◆ What the task asks
Look through the records below and give the number of lines holding the string "name", nothing more.

◆ Available data
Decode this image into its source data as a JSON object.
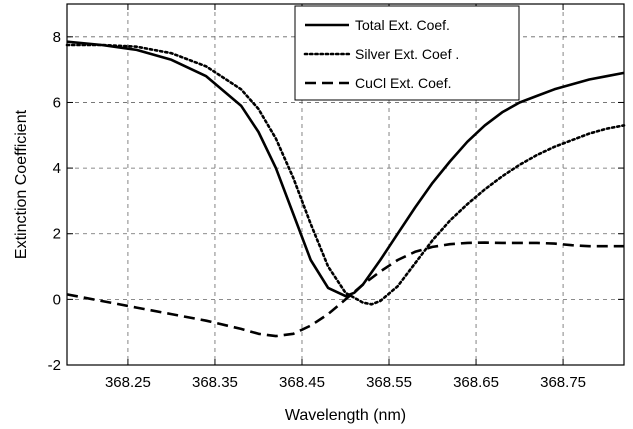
{
  "chart_data": {
    "type": "line",
    "title": "",
    "xlabel": "Wavelength (nm)",
    "ylabel": "Extinction Coefficient",
    "xlim": [
      368.18,
      368.82
    ],
    "ylim": [
      -2,
      9
    ],
    "xticks": [
      368.25,
      368.35,
      368.45,
      368.55,
      368.65,
      368.75
    ],
    "xtick_labels": [
      "368.25",
      "368.35",
      "368.45",
      "368.55",
      "368.65",
      "368.75"
    ],
    "yticks": [
      -2,
      0,
      2,
      4,
      6,
      8
    ],
    "ytick_labels": [
      "-2",
      "0",
      "2",
      "4",
      "6",
      "8"
    ],
    "grid": true,
    "legend_position": "top-right",
    "series": [
      {
        "name": "Total Ext. Coef.",
        "line_style": "solid",
        "color": "#000000",
        "x": [
          368.18,
          368.22,
          368.26,
          368.3,
          368.34,
          368.38,
          368.4,
          368.42,
          368.44,
          368.46,
          368.48,
          368.5,
          368.51,
          368.52,
          368.54,
          368.56,
          368.58,
          368.6,
          368.62,
          368.64,
          368.66,
          368.68,
          368.7,
          368.72,
          368.74,
          368.76,
          368.78,
          368.8,
          368.82
        ],
        "y": [
          7.85,
          7.75,
          7.6,
          7.3,
          6.8,
          5.9,
          5.1,
          4.0,
          2.6,
          1.2,
          0.35,
          0.1,
          0.2,
          0.45,
          1.2,
          2.0,
          2.8,
          3.55,
          4.2,
          4.8,
          5.3,
          5.7,
          6.0,
          6.2,
          6.4,
          6.55,
          6.7,
          6.8,
          6.9
        ]
      },
      {
        "name": "Silver Ext. Coef .",
        "line_style": "dotted",
        "color": "#000000",
        "x": [
          368.18,
          368.22,
          368.26,
          368.3,
          368.34,
          368.38,
          368.4,
          368.42,
          368.44,
          368.46,
          368.48,
          368.5,
          368.52,
          368.53,
          368.54,
          368.56,
          368.58,
          368.6,
          368.62,
          368.64,
          368.66,
          368.68,
          368.7,
          368.72,
          368.74,
          368.76,
          368.78,
          368.8,
          368.82
        ],
        "y": [
          7.75,
          7.75,
          7.7,
          7.5,
          7.1,
          6.4,
          5.8,
          4.9,
          3.7,
          2.3,
          1.0,
          0.2,
          -0.1,
          -0.15,
          -0.05,
          0.4,
          1.1,
          1.8,
          2.4,
          2.9,
          3.35,
          3.75,
          4.1,
          4.4,
          4.65,
          4.85,
          5.05,
          5.2,
          5.3
        ]
      },
      {
        "name": "CuCl Ext. Coef.",
        "line_style": "dashed",
        "color": "#000000",
        "x": [
          368.18,
          368.22,
          368.26,
          368.3,
          368.34,
          368.38,
          368.4,
          368.42,
          368.44,
          368.46,
          368.48,
          368.5,
          368.52,
          368.54,
          368.56,
          368.58,
          368.6,
          368.62,
          368.64,
          368.66,
          368.68,
          368.7,
          368.72,
          368.74,
          368.76,
          368.78,
          368.8,
          368.82
        ],
        "y": [
          0.15,
          -0.05,
          -0.25,
          -0.45,
          -0.65,
          -0.9,
          -1.05,
          -1.12,
          -1.05,
          -0.8,
          -0.45,
          0.0,
          0.45,
          0.85,
          1.2,
          1.45,
          1.6,
          1.68,
          1.72,
          1.73,
          1.72,
          1.72,
          1.72,
          1.7,
          1.65,
          1.62,
          1.62,
          1.62
        ]
      }
    ]
  }
}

◆ The result
3